-------- DATA PROVIDED --------

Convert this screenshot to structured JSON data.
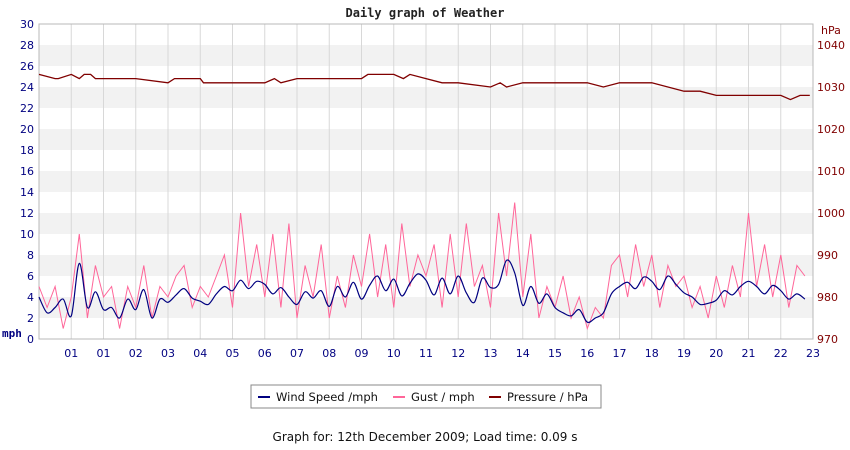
{
  "chart_data": {
    "type": "line",
    "title": "Daily graph of Weather",
    "left_axis": {
      "unit": "mph",
      "ylim": [
        0,
        30
      ],
      "ticks": [
        "0",
        "2",
        "4",
        "6",
        "8",
        "10",
        "12",
        "14",
        "16",
        "18",
        "20",
        "22",
        "24",
        "26",
        "28",
        "30"
      ]
    },
    "right_axis": {
      "unit": "hPa",
      "ylim": [
        970,
        1045
      ],
      "ticks": [
        "970",
        "980",
        "990",
        "1000",
        "1010",
        "1020",
        "1030",
        "1040"
      ]
    },
    "x_axis": {
      "range": [
        0,
        24
      ],
      "ticks": [
        "01",
        "01",
        "02",
        "03",
        "04",
        "05",
        "06",
        "07",
        "08",
        "09",
        "10",
        "11",
        "12",
        "13",
        "14",
        "15",
        "16",
        "17",
        "18",
        "19",
        "20",
        "21",
        "22",
        "23"
      ]
    },
    "grid": true,
    "legend_position": "bottom-center",
    "colors": {
      "wind": "#000080",
      "gust": "#ff6699",
      "pressure": "#800000",
      "band": "#f2f2f2",
      "grid": "#d8d8d8"
    },
    "series": [
      {
        "name": "Wind Speed /mph",
        "axis": "left",
        "x": [
          0,
          0.25,
          0.5,
          0.75,
          1,
          1.25,
          1.5,
          1.75,
          2,
          2.25,
          2.5,
          2.75,
          3,
          3.25,
          3.5,
          3.75,
          4,
          4.25,
          4.5,
          4.75,
          5,
          5.25,
          5.5,
          5.75,
          6,
          6.25,
          6.5,
          6.75,
          7,
          7.25,
          7.5,
          7.75,
          8,
          8.25,
          8.5,
          8.75,
          9,
          9.25,
          9.5,
          9.75,
          10,
          10.25,
          10.5,
          10.75,
          11,
          11.25,
          11.5,
          11.75,
          12,
          12.25,
          12.5,
          12.75,
          13,
          13.25,
          13.5,
          13.75,
          14,
          14.25,
          14.5,
          14.75,
          15,
          15.25,
          15.5,
          15.75,
          16,
          16.25,
          16.5,
          16.75,
          17,
          17.25,
          17.5,
          17.75,
          18,
          18.25,
          18.5,
          18.75,
          19,
          19.25,
          19.5,
          19.75,
          20,
          20.25,
          20.5,
          20.75,
          21,
          21.25,
          21.5,
          21.75,
          22,
          22.25,
          22.5,
          22.75,
          23,
          23.25,
          23.5,
          23.75
        ],
        "y": [
          4.0,
          2.5,
          3.0,
          3.8,
          2.2,
          7.2,
          3.0,
          4.5,
          2.8,
          3.0,
          2.0,
          3.8,
          2.8,
          4.7,
          2.0,
          3.8,
          3.5,
          4.2,
          4.8,
          3.9,
          3.6,
          3.3,
          4.3,
          5.0,
          4.6,
          5.6,
          4.8,
          5.5,
          5.2,
          4.3,
          4.9,
          4.0,
          3.3,
          4.5,
          3.9,
          4.6,
          3.1,
          5.0,
          4.0,
          5.4,
          3.8,
          5.1,
          6.0,
          4.6,
          5.7,
          4.1,
          5.3,
          6.2,
          5.6,
          4.2,
          5.8,
          4.3,
          6.0,
          4.4,
          3.5,
          5.8,
          4.9,
          5.2,
          7.5,
          6.3,
          3.2,
          5.0,
          3.4,
          4.3,
          3.0,
          2.5,
          2.2,
          2.8,
          1.6,
          2.0,
          2.5,
          4.3,
          5.0,
          5.4,
          4.8,
          5.9,
          5.5,
          4.7,
          6.0,
          5.2,
          4.4,
          4.0,
          3.3,
          3.4,
          3.7,
          4.6,
          4.2,
          5.0,
          5.5,
          5.0,
          4.3,
          5.1,
          4.6,
          3.8,
          4.3,
          3.8
        ]
      },
      {
        "name": "Gust / mph",
        "axis": "left",
        "x": [
          0,
          0.25,
          0.5,
          0.75,
          1,
          1.25,
          1.5,
          1.75,
          2,
          2.25,
          2.5,
          2.75,
          3,
          3.25,
          3.5,
          3.75,
          4,
          4.25,
          4.5,
          4.75,
          5,
          5.25,
          5.5,
          5.75,
          6,
          6.25,
          6.5,
          6.75,
          7,
          7.25,
          7.5,
          7.75,
          8,
          8.25,
          8.5,
          8.75,
          9,
          9.25,
          9.5,
          9.75,
          10,
          10.25,
          10.5,
          10.75,
          11,
          11.25,
          11.5,
          11.75,
          12,
          12.25,
          12.5,
          12.75,
          13,
          13.25,
          13.5,
          13.75,
          14,
          14.25,
          14.5,
          14.75,
          15,
          15.25,
          15.5,
          15.75,
          16,
          16.25,
          16.5,
          16.75,
          17,
          17.25,
          17.5,
          17.75,
          18,
          18.25,
          18.5,
          18.75,
          19,
          19.25,
          19.5,
          19.75,
          20,
          20.25,
          20.5,
          20.75,
          21,
          21.25,
          21.5,
          21.75,
          22,
          22.25,
          22.5,
          22.75,
          23,
          23.25,
          23.5,
          23.75
        ],
        "y": [
          5,
          3,
          5,
          1,
          4,
          10,
          2,
          7,
          4,
          5,
          1,
          5,
          3,
          7,
          2,
          5,
          4,
          6,
          7,
          3,
          5,
          4,
          6,
          8,
          3,
          12,
          5,
          9,
          4,
          10,
          3,
          11,
          2,
          7,
          4,
          9,
          2,
          6,
          3,
          8,
          5,
          10,
          4,
          9,
          3,
          11,
          5,
          8,
          6,
          9,
          3,
          10,
          4,
          11,
          5,
          7,
          3,
          12,
          6,
          13,
          4,
          10,
          2,
          5,
          3,
          6,
          2,
          4,
          1,
          3,
          2,
          7,
          8,
          4,
          9,
          5,
          8,
          3,
          7,
          5,
          6,
          3,
          5,
          2,
          6,
          3,
          7,
          4,
          12,
          5,
          9,
          4,
          8,
          3,
          7,
          6
        ]
      },
      {
        "name": "Pressure / hPa",
        "axis": "right",
        "x": [
          0,
          0.5,
          0.6,
          1.0,
          1.25,
          1.4,
          1.6,
          1.75,
          2.0,
          3,
          4,
          4.2,
          4.4,
          5,
          5.1,
          6,
          7,
          7.3,
          7.5,
          8,
          9,
          10,
          10.2,
          10.3,
          11,
          11.3,
          11.5,
          12,
          12.5,
          13,
          14,
          14.3,
          14.5,
          15,
          16,
          17,
          17.5,
          18,
          19,
          20,
          20.5,
          21,
          22,
          23,
          23.3,
          23.6,
          23.9
        ],
        "y": [
          1033,
          1032,
          1032,
          1033,
          1032,
          1033,
          1033,
          1032,
          1032,
          1032,
          1031,
          1032,
          1032,
          1032,
          1031,
          1031,
          1031,
          1032,
          1031,
          1032,
          1032,
          1032,
          1033,
          1033,
          1033,
          1032,
          1033,
          1032,
          1031,
          1031,
          1030,
          1031,
          1030,
          1031,
          1031,
          1031,
          1030,
          1031,
          1031,
          1029,
          1029,
          1028,
          1028,
          1028,
          1027,
          1028,
          1028
        ]
      }
    ]
  },
  "legend": {
    "items": [
      {
        "label": "Wind Speed /mph",
        "color": "#000080"
      },
      {
        "label": "Gust / mph",
        "color": "#ff6699"
      },
      {
        "label": "Pressure / hPa",
        "color": "#800000"
      }
    ]
  },
  "footer": {
    "text": "Graph for: 12th December 2009; Load time: 0.09 s"
  }
}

--------

=== GIVEN EXERCISE ===
Copy each line in full and exactly, omitting any picture.

=== FINAL RESULT ===
Convert this screenshot to structured JSON data.
{
  "chart_data": {
    "type": "line",
    "title": "Daily graph of Weather",
    "left_axis": {
      "unit": "mph",
      "ylim": [
        0,
        30
      ],
      "ticks": [
        "0",
        "2",
        "4",
        "6",
        "8",
        "10",
        "12",
        "14",
        "16",
        "18",
        "20",
        "22",
        "24",
        "26",
        "28",
        "30"
      ]
    },
    "right_axis": {
      "unit": "hPa",
      "ylim": [
        970,
        1045
      ],
      "ticks": [
        "970",
        "980",
        "990",
        "1000",
        "1010",
        "1020",
        "1030",
        "1040"
      ]
    },
    "x_axis": {
      "range": [
        0,
        24
      ],
      "ticks": [
        "01",
        "01",
        "02",
        "03",
        "04",
        "05",
        "06",
        "07",
        "08",
        "09",
        "10",
        "11",
        "12",
        "13",
        "14",
        "15",
        "16",
        "17",
        "18",
        "19",
        "20",
        "21",
        "22",
        "23"
      ]
    },
    "grid": true,
    "legend_position": "bottom-center",
    "colors": {
      "wind": "#000080",
      "gust": "#ff6699",
      "pressure": "#800000",
      "band": "#f2f2f2",
      "grid": "#d8d8d8"
    },
    "series": [
      {
        "name": "Wind Speed /mph",
        "axis": "left",
        "x": [
          0,
          0.25,
          0.5,
          0.75,
          1,
          1.25,
          1.5,
          1.75,
          2,
          2.25,
          2.5,
          2.75,
          3,
          3.25,
          3.5,
          3.75,
          4,
          4.25,
          4.5,
          4.75,
          5,
          5.25,
          5.5,
          5.75,
          6,
          6.25,
          6.5,
          6.75,
          7,
          7.25,
          7.5,
          7.75,
          8,
          8.25,
          8.5,
          8.75,
          9,
          9.25,
          9.5,
          9.75,
          10,
          10.25,
          10.5,
          10.75,
          11,
          11.25,
          11.5,
          11.75,
          12,
          12.25,
          12.5,
          12.75,
          13,
          13.25,
          13.5,
          13.75,
          14,
          14.25,
          14.5,
          14.75,
          15,
          15.25,
          15.5,
          15.75,
          16,
          16.25,
          16.5,
          16.75,
          17,
          17.25,
          17.5,
          17.75,
          18,
          18.25,
          18.5,
          18.75,
          19,
          19.25,
          19.5,
          19.75,
          20,
          20.25,
          20.5,
          20.75,
          21,
          21.25,
          21.5,
          21.75,
          22,
          22.25,
          22.5,
          22.75,
          23,
          23.25,
          23.5,
          23.75
        ],
        "y": [
          4.0,
          2.5,
          3.0,
          3.8,
          2.2,
          7.2,
          3.0,
          4.5,
          2.8,
          3.0,
          2.0,
          3.8,
          2.8,
          4.7,
          2.0,
          3.8,
          3.5,
          4.2,
          4.8,
          3.9,
          3.6,
          3.3,
          4.3,
          5.0,
          4.6,
          5.6,
          4.8,
          5.5,
          5.2,
          4.3,
          4.9,
          4.0,
          3.3,
          4.5,
          3.9,
          4.6,
          3.1,
          5.0,
          4.0,
          5.4,
          3.8,
          5.1,
          6.0,
          4.6,
          5.7,
          4.1,
          5.3,
          6.2,
          5.6,
          4.2,
          5.8,
          4.3,
          6.0,
          4.4,
          3.5,
          5.8,
          4.9,
          5.2,
          7.5,
          6.3,
          3.2,
          5.0,
          3.4,
          4.3,
          3.0,
          2.5,
          2.2,
          2.8,
          1.6,
          2.0,
          2.5,
          4.3,
          5.0,
          5.4,
          4.8,
          5.9,
          5.5,
          4.7,
          6.0,
          5.2,
          4.4,
          4.0,
          3.3,
          3.4,
          3.7,
          4.6,
          4.2,
          5.0,
          5.5,
          5.0,
          4.3,
          5.1,
          4.6,
          3.8,
          4.3,
          3.8
        ]
      },
      {
        "name": "Gust / mph",
        "axis": "left",
        "x": [
          0,
          0.25,
          0.5,
          0.75,
          1,
          1.25,
          1.5,
          1.75,
          2,
          2.25,
          2.5,
          2.75,
          3,
          3.25,
          3.5,
          3.75,
          4,
          4.25,
          4.5,
          4.75,
          5,
          5.25,
          5.5,
          5.75,
          6,
          6.25,
          6.5,
          6.75,
          7,
          7.25,
          7.5,
          7.75,
          8,
          8.25,
          8.5,
          8.75,
          9,
          9.25,
          9.5,
          9.75,
          10,
          10.25,
          10.5,
          10.75,
          11,
          11.25,
          11.5,
          11.75,
          12,
          12.25,
          12.5,
          12.75,
          13,
          13.25,
          13.5,
          13.75,
          14,
          14.25,
          14.5,
          14.75,
          15,
          15.25,
          15.5,
          15.75,
          16,
          16.25,
          16.5,
          16.75,
          17,
          17.25,
          17.5,
          17.75,
          18,
          18.25,
          18.5,
          18.75,
          19,
          19.25,
          19.5,
          19.75,
          20,
          20.25,
          20.5,
          20.75,
          21,
          21.25,
          21.5,
          21.75,
          22,
          22.25,
          22.5,
          22.75,
          23,
          23.25,
          23.5,
          23.75
        ],
        "y": [
          5,
          3,
          5,
          1,
          4,
          10,
          2,
          7,
          4,
          5,
          1,
          5,
          3,
          7,
          2,
          5,
          4,
          6,
          7,
          3,
          5,
          4,
          6,
          8,
          3,
          12,
          5,
          9,
          4,
          10,
          3,
          11,
          2,
          7,
          4,
          9,
          2,
          6,
          3,
          8,
          5,
          10,
          4,
          9,
          3,
          11,
          5,
          8,
          6,
          9,
          3,
          10,
          4,
          11,
          5,
          7,
          3,
          12,
          6,
          13,
          4,
          10,
          2,
          5,
          3,
          6,
          2,
          4,
          1,
          3,
          2,
          7,
          8,
          4,
          9,
          5,
          8,
          3,
          7,
          5,
          6,
          3,
          5,
          2,
          6,
          3,
          7,
          4,
          12,
          5,
          9,
          4,
          8,
          3,
          7,
          6
        ]
      },
      {
        "name": "Pressure / hPa",
        "axis": "right",
        "x": [
          0,
          0.5,
          0.6,
          1.0,
          1.25,
          1.4,
          1.6,
          1.75,
          2.0,
          3,
          4,
          4.2,
          4.4,
          5,
          5.1,
          6,
          7,
          7.3,
          7.5,
          8,
          9,
          10,
          10.2,
          10.3,
          11,
          11.3,
          11.5,
          12,
          12.5,
          13,
          14,
          14.3,
          14.5,
          15,
          16,
          17,
          17.5,
          18,
          19,
          20,
          20.5,
          21,
          22,
          23,
          23.3,
          23.6,
          23.9
        ],
        "y": [
          1033,
          1032,
          1032,
          1033,
          1032,
          1033,
          1033,
          1032,
          1032,
          1032,
          1031,
          1032,
          1032,
          1032,
          1031,
          1031,
          1031,
          1032,
          1031,
          1032,
          1032,
          1032,
          1033,
          1033,
          1033,
          1032,
          1033,
          1032,
          1031,
          1031,
          1030,
          1031,
          1030,
          1031,
          1031,
          1031,
          1030,
          1031,
          1031,
          1029,
          1029,
          1028,
          1028,
          1028,
          1027,
          1028,
          1028
        ]
      }
    ]
  },
  "legend": {
    "items": [
      {
        "label": "Wind Speed /mph",
        "color": "#000080"
      },
      {
        "label": "Gust / mph",
        "color": "#ff6699"
      },
      {
        "label": "Pressure / hPa",
        "color": "#800000"
      }
    ]
  },
  "footer": {
    "text": "Graph for: 12th December 2009; Load time: 0.09 s"
  }
}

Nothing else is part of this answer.